PAGE TEXT:
Enhanced phytoextraction of multi-metal contaminated soils under increased atmospheric temperature by bioaugmentation with plant growth promoting Bacillus cereus

Abstract

The co-occurrence of environmental stresses such as heavy metals (HM) and increased atmospheric temperature (IAT) pose serious implications on plant growth and productivity. In this work, we evaluated the role of plant growth-promoting bacteria (PGPB) and its effectiveness on Zea mays growth, stress tolerance and phytoremediation potential in multi-metal (MM) contaminated soils under IAT stress conditions. The PGPB strain TCU11 was isolated from metal contaminated soils and identified as Bacillus cereus. TCU11 was able to resist abiotic stresses such as IAT (45 °C), MM (Pb, Zn, Ni, Cu, and Cd), antibiotics and induced in vitro plant growth promotion (PGP) by producing siderophores (catechol and hydroxymate) and indole 3-acetic acid even in the presence of MM under IAT. Inoculation of TCU11 significantly increased the biomass, chlorophyll, carotenoids, and protein content of Z. mays compared to the respective control under MM, IAT, and MM + IAT stress. A decrease of malondialdehyde and over-accumulation of total phenolics, proline along with the increased activity of superoxide dismutase, catalase and ascorbic peroxidase were observed in TCU11 inoculated plants under stress conditions. These results suggested MM and/or IAT significantly reduced the maize growth, whereas TCU11 inoculation mitigated the combined stress effects on maize performance. Moreover, the inoculation of TCU11 under IAT stress increased the MM (Pb, Zn, Ni, Cu, and Cd) accumulation in plant tissues and also increased the translocation of HM from root to shoot except for Ni. The results of soil HM mobilization further indicates that IAT increased the HM mobilizing activity of TCU11, thus increasing the concentrations of bio-available HM in soil. These results suggested that TCU11 not only alleviates MM and IAT stresses but also enhances the biomass production and HM accumulation in plants. Therefore, TCU11 can be exploited as inoculums for improving the phytoremediation efficiency in MM polluted soils under IAT conditions.

EXERCISE DESCRIPTION: Please state where the abstract says strain TCU11 was isolated from. The listing is separate material, distinct from the abstract.

GIVEN ENTRIES:
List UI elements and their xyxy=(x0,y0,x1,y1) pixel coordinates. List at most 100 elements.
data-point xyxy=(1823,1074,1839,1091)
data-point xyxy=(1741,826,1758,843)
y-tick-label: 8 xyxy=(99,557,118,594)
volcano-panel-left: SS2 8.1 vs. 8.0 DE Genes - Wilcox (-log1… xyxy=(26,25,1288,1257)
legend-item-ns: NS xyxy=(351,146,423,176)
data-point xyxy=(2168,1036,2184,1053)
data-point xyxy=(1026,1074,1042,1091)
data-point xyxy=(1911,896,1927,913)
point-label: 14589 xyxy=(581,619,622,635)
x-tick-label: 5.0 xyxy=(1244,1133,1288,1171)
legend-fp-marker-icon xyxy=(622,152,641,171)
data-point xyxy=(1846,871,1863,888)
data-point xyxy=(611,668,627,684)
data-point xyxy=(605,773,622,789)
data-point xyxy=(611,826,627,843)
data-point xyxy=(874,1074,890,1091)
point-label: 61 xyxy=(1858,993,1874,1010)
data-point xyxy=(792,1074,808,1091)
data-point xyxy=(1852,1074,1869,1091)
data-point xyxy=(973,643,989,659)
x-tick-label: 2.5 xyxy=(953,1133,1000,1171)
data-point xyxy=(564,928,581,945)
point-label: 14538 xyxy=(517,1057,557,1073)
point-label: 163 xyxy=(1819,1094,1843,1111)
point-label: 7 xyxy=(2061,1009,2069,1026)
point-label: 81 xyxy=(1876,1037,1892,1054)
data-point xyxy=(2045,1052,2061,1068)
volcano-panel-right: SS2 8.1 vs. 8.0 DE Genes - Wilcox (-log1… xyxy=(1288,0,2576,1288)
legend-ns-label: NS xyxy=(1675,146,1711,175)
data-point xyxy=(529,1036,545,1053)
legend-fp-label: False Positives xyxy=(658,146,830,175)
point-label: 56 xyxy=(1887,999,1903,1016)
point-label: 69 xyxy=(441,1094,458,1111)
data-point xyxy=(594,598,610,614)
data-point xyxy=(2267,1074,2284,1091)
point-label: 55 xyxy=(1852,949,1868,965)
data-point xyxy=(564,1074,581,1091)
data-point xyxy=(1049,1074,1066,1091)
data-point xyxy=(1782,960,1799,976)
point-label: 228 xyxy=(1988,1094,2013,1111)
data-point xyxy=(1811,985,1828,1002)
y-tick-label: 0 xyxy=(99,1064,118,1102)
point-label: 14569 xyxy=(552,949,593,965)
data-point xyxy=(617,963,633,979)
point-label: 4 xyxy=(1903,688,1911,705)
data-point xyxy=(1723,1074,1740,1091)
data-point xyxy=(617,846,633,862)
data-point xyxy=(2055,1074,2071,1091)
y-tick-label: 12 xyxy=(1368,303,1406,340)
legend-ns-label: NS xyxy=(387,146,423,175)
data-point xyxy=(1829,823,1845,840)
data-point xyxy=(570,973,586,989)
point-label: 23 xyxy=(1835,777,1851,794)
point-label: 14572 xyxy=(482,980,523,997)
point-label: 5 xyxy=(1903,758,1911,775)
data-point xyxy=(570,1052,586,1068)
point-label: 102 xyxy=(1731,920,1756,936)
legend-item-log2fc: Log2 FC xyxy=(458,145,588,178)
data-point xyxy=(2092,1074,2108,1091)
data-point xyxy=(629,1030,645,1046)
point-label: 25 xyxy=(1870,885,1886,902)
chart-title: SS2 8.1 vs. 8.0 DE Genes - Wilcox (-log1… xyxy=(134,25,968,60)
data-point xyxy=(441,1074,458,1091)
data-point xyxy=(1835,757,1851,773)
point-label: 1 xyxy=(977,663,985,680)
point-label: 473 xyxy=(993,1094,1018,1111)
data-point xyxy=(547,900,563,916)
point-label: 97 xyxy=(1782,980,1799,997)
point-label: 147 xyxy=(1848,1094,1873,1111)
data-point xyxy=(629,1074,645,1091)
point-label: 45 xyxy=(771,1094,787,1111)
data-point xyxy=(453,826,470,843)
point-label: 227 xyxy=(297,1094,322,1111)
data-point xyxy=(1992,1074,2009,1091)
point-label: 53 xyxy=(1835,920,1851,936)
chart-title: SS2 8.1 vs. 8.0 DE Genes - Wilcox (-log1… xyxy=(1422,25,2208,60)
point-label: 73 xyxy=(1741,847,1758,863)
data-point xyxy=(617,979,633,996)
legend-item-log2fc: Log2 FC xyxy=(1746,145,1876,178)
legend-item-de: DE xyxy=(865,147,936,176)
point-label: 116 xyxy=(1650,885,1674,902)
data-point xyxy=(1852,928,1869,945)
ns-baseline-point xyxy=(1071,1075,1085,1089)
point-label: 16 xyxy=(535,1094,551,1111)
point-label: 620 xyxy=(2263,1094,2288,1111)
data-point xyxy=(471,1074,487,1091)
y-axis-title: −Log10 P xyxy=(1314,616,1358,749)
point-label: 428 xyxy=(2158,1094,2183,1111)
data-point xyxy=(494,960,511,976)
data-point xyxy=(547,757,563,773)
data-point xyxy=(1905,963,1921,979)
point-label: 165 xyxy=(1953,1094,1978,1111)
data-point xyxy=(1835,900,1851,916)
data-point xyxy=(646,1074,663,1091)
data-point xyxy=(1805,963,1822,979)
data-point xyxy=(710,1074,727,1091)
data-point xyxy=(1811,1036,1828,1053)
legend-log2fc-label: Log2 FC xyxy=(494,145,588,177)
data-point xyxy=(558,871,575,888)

REPLY TO THE EXERCISE: Strain TCU11 was isolated from metal contaminated soils.